**Data records**.
★ ★ ★ ★ ★ ★ ★

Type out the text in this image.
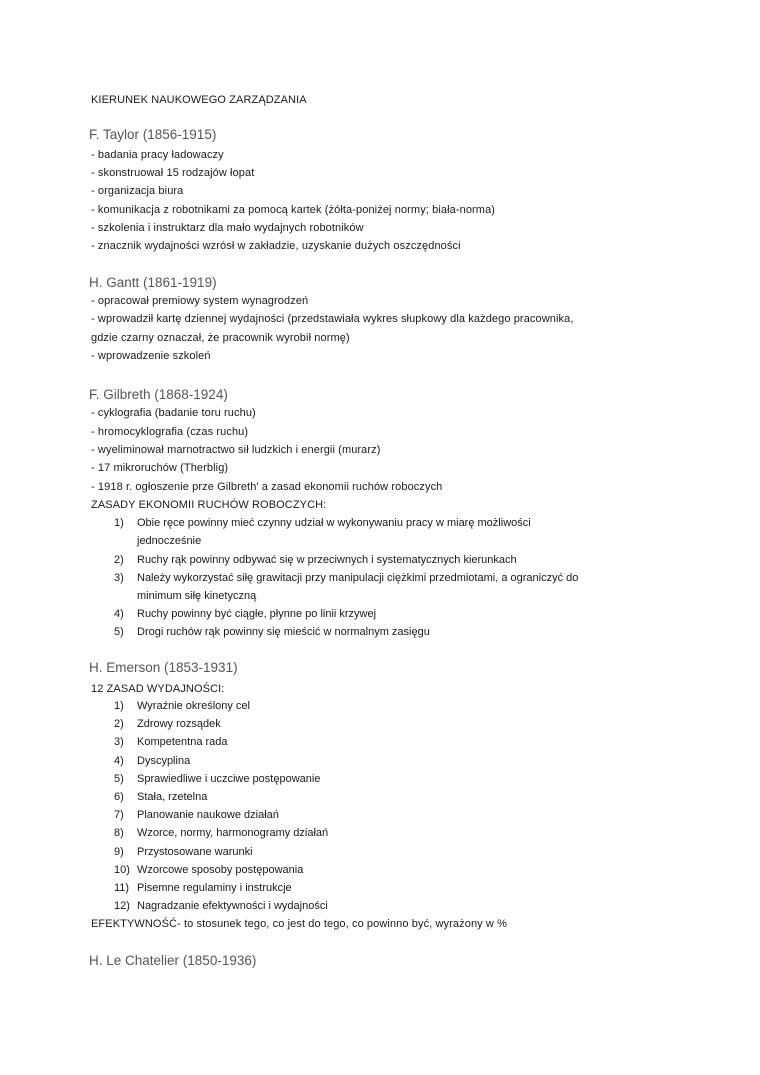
KIERUNEK NAUKOWEGO ZARZĄDZANIA
F. Taylor (1856-1915)
- badania pracy ładowaczy
- skonstruował 15 rodzajów łopat
- organizacja biura
- komunikacja z robotnikami za pomocą kartek (żółta-poniżej normy; biała-norma)
- szkolenia i instruktarz dla mało wydajnych robotników
- znacznik wydajności wzrósł w zakładzie, uzyskanie dużych oszczędności
H. Gantt (1861-1919)
- opracował premiowy system wynagrodzeń
- wprowadził kartę dziennej wydajności (przedstawiała wykres słupkowy dla każdego pracownika,
gdzie czarny oznaczał, że pracownik wyrobił normę)
- wprowadzenie szkoleń
F. Gilbreth (1868-1924)
- cyklografia (badanie toru ruchu)
- hromocyklografia (czas ruchu)
- wyeliminował marnotractwo sił ludzkich i energii (murarz)
- 17 mikroruchów (Therblig)
- 1918 r. ogłoszenie prze Gilbreth' a zasad ekonomii ruchów roboczych
ZASADY EKONOMII RUCHÓW ROBOCZYCH:
1) Obie ręce powinny mieć czynny udział w wykonywaniu pracy w miarę możliwości
jednocześnie
2) Ruchy rąk powinny odbywać się w przeciwnych i systematycznych kierunkach
3) Należy wykorzystać siłę grawitacji przy manipulacji ciężkimi przedmiotami, a ograniczyć do
minimum siłę kinetyczną
4) Ruchy powinny być ciągłe, płynne po linii krzywej
5) Drogi ruchów rąk powinny się mieścić w normalnym zasięgu
H. Emerson (1853-1931)
12 ZASAD WYDAJNOŚCI:
1) Wyraźnie określony cel
2) Zdrowy rozsądek
3) Kompetentna rada
4) Dyscyplina
5) Sprawiedliwe i uczciwe postępowanie
6) Stała, rzetelna
7) Planowanie naukowe działań
8) Wzorce, normy, harmonogramy działań
9) Przystosowane warunki
10) Wzorcowe sposoby postępowania
11) Pisemne regulaminy i instrukcje
12) Nagradzanie efektywności i wydajności
EFEKTYWNOŚĆ- to stosunek tego, co jest do tego, co powinno być, wyrażony w %
H. Le Chatelier (1850-1936)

★ ★ ★ ★ ★ ★ ★

Transcribe all the lines above exactly, apart from the pictures.

Type out the text in this image.
KIERUNEK NAUKOWEGO ZARZĄDZANIA
F. Taylor (1856-1915)
- badania pracy ładowaczy
- skonstruował 15 rodzajów łopat
- organizacja biura
- komunikacja z robotnikami za pomocą kartek (żółta-poniżej normy; biała-norma)
- szkolenia i instruktarz dla mało wydajnych robotników
- znacznik wydajności wzrósł w zakładzie, uzyskanie dużych oszczędności
H. Gantt (1861-1919)
- opracował premiowy system wynagrodzeń
- wprowadził kartę dziennej wydajności (przedstawiała wykres słupkowy dla każdego pracownika,
gdzie czarny oznaczał, że pracownik wyrobił normę)
- wprowadzenie szkoleń
F. Gilbreth (1868-1924)
- cyklografia (badanie toru ruchu)
- hromocyklografia (czas ruchu)
- wyeliminował marnotractwo sił ludzkich i energii (murarz)
- 17 mikroruchów (Therblig)
- 1918 r. ogłoszenie prze Gilbreth' a zasad ekonomii ruchów roboczych
ZASADY EKONOMII RUCHÓW ROBOCZYCH:
1) Obie ręce powinny mieć czynny udział w wykonywaniu pracy w miarę możliwości
jednocześnie
2) Ruchy rąk powinny odbywać się w przeciwnych i systematycznych kierunkach
3) Należy wykorzystać siłę grawitacji przy manipulacji ciężkimi przedmiotami, a ograniczyć do
minimum siłę kinetyczną
4) Ruchy powinny być ciągłe, płynne po linii krzywej
5) Drogi ruchów rąk powinny się mieścić w normalnym zasięgu
H. Emerson (1853-1931)
12 ZASAD WYDAJNOŚCI:
1) Wyraźnie określony cel
2) Zdrowy rozsądek
3) Kompetentna rada
4) Dyscyplina
5) Sprawiedliwe i uczciwe postępowanie
6) Stała, rzetelna
7) Planowanie naukowe działań
8) Wzorce, normy, harmonogramy działań
9) Przystosowane warunki
10) Wzorcowe sposoby postępowania
11) Pisemne regulaminy i instrukcje
12) Nagradzanie efektywności i wydajności
EFEKTYWNOŚĆ- to stosunek tego, co jest do tego, co powinno być, wyrażony w %
H. Le Chatelier (1850-1936)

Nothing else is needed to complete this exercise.